◆ **WRITTEN EXERCISE**:
Go through the material and pull out every line with the string "Export" in it.

──────────────────────────────

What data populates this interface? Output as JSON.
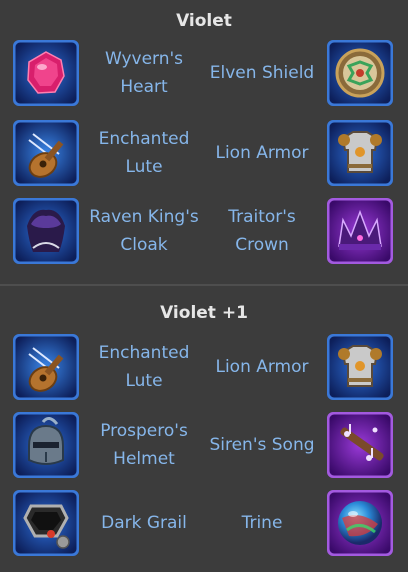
{
  "sections": [
    {
      "title": "Violet",
      "rows": [
        {
          "left": {
            "name": "Wyvern's Heart",
            "icon": "wyverns-heart-icon"
          },
          "right": {
            "name": "Elven Shield",
            "icon": "elven-shield-icon"
          }
        },
        {
          "left": {
            "name": "Enchanted Lute",
            "icon": "enchanted-lute-icon"
          },
          "right": {
            "name": "Lion Armor",
            "icon": "lion-armor-icon"
          }
        },
        {
          "left": {
            "name": "Raven King's Cloak",
            "icon": "raven-kings-cloak-icon"
          },
          "right": {
            "name": "Traitor's Crown",
            "icon": "traitors-crown-icon"
          }
        }
      ]
    },
    {
      "title": "Violet +1",
      "rows": [
        {
          "left": {
            "name": "Enchanted Lute",
            "icon": "enchanted-lute-icon"
          },
          "right": {
            "name": "Lion Armor",
            "icon": "lion-armor-icon"
          }
        },
        {
          "left": {
            "name": "Prospero's Helmet",
            "icon": "prosperos-helmet-icon"
          },
          "right": {
            "name": "Siren's Song",
            "icon": "sirens-song-icon"
          }
        },
        {
          "left": {
            "name": "Dark Grail",
            "icon": "dark-grail-icon"
          },
          "right": {
            "name": "Trine",
            "icon": "trine-icon"
          }
        }
      ]
    }
  ],
  "colors": {
    "background": "#3c3c3c",
    "title_text": "#e6e6e6",
    "item_text": "#86b6ea",
    "frame_blue": "#3a78d8",
    "frame_purple": "#a35ae0"
  }
}
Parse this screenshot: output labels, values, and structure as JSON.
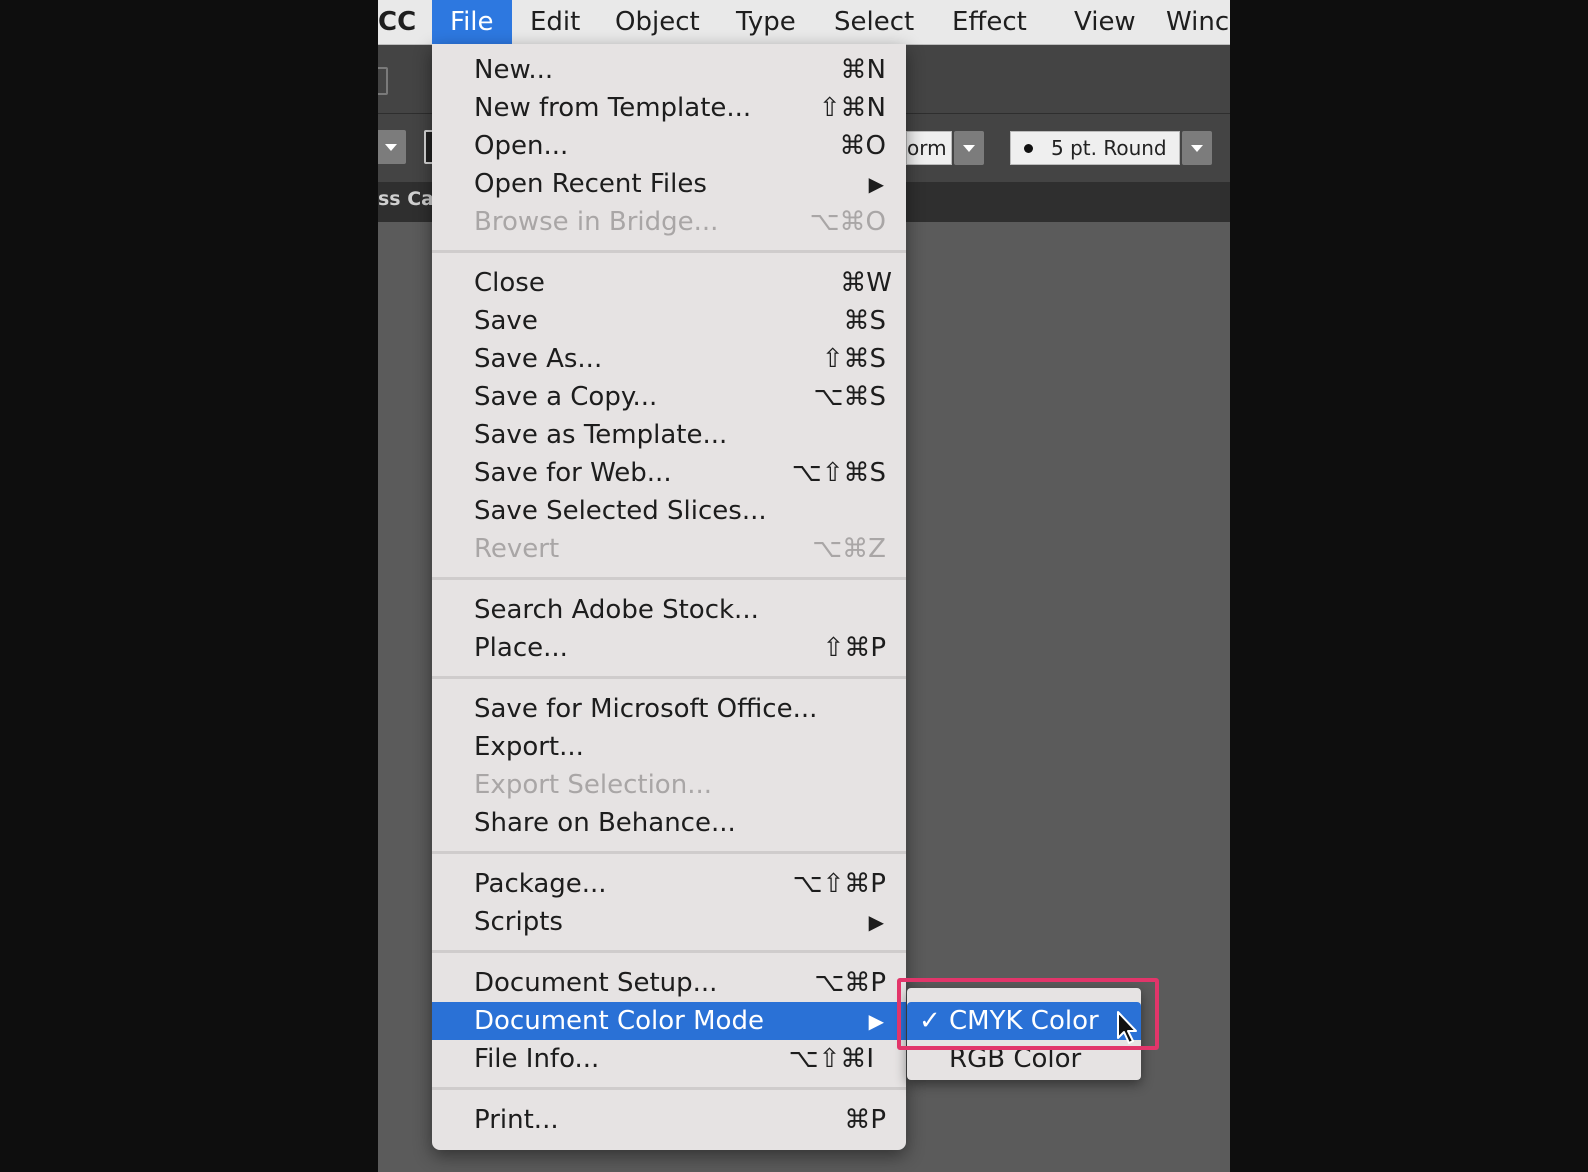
{
  "menubar": {
    "items": [
      {
        "label": "CC"
      },
      {
        "label": "File"
      },
      {
        "label": "Edit"
      },
      {
        "label": "Object"
      },
      {
        "label": "Type"
      },
      {
        "label": "Select"
      },
      {
        "label": "Effect"
      },
      {
        "label": "View"
      },
      {
        "label": "Winc"
      }
    ]
  },
  "toolbar": {
    "transform_field": "orm",
    "brush_field": "5 pt. Round"
  },
  "tab": {
    "label": "ss Ca"
  },
  "file_menu": {
    "items": [
      {
        "label": "New...",
        "shortcut": "⌘N"
      },
      {
        "label": "New from Template...",
        "shortcut": "⇧⌘N"
      },
      {
        "label": "Open...",
        "shortcut": "⌘O"
      },
      {
        "label": "Open Recent Files",
        "shortcut": "▶"
      },
      {
        "label": "Browse in Bridge...",
        "shortcut": "⌥⌘O"
      },
      {
        "label": "Close",
        "shortcut": "⌘W"
      },
      {
        "label": "Save",
        "shortcut": "⌘S"
      },
      {
        "label": "Save As...",
        "shortcut": "⇧⌘S"
      },
      {
        "label": "Save a Copy...",
        "shortcut": "⌥⌘S"
      },
      {
        "label": "Save as Template...",
        "shortcut": ""
      },
      {
        "label": "Save for Web...",
        "shortcut": "⌥⇧⌘S"
      },
      {
        "label": "Save Selected Slices...",
        "shortcut": ""
      },
      {
        "label": "Revert",
        "shortcut": "⌥⌘Z"
      },
      {
        "label": "Search Adobe Stock...",
        "shortcut": ""
      },
      {
        "label": "Place...",
        "shortcut": "⇧⌘P"
      },
      {
        "label": "Save for Microsoft Office...",
        "shortcut": ""
      },
      {
        "label": "Export...",
        "shortcut": ""
      },
      {
        "label": "Export Selection...",
        "shortcut": ""
      },
      {
        "label": "Share on Behance...",
        "shortcut": ""
      },
      {
        "label": "Package...",
        "shortcut": "⌥⇧⌘P"
      },
      {
        "label": "Scripts",
        "shortcut": "▶"
      },
      {
        "label": "Document Setup...",
        "shortcut": "⌥⌘P"
      },
      {
        "label": "Document Color Mode",
        "shortcut": "▶"
      },
      {
        "label": "File Info...",
        "shortcut": "⌥⇧⌘I"
      },
      {
        "label": "Print...",
        "shortcut": "⌘P"
      }
    ]
  },
  "submenu": {
    "items": [
      {
        "label": "CMYK Color",
        "check": "✓"
      },
      {
        "label": "RGB Color"
      }
    ]
  },
  "colors": {
    "highlight": "#2a71d6",
    "annotation_box": "#e2356a",
    "menu_bg": "#e6e3e3"
  }
}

──────────────────────────────

◆ **THE REPLY**:
        "label": "Export...",
        "label": "Export Selection...",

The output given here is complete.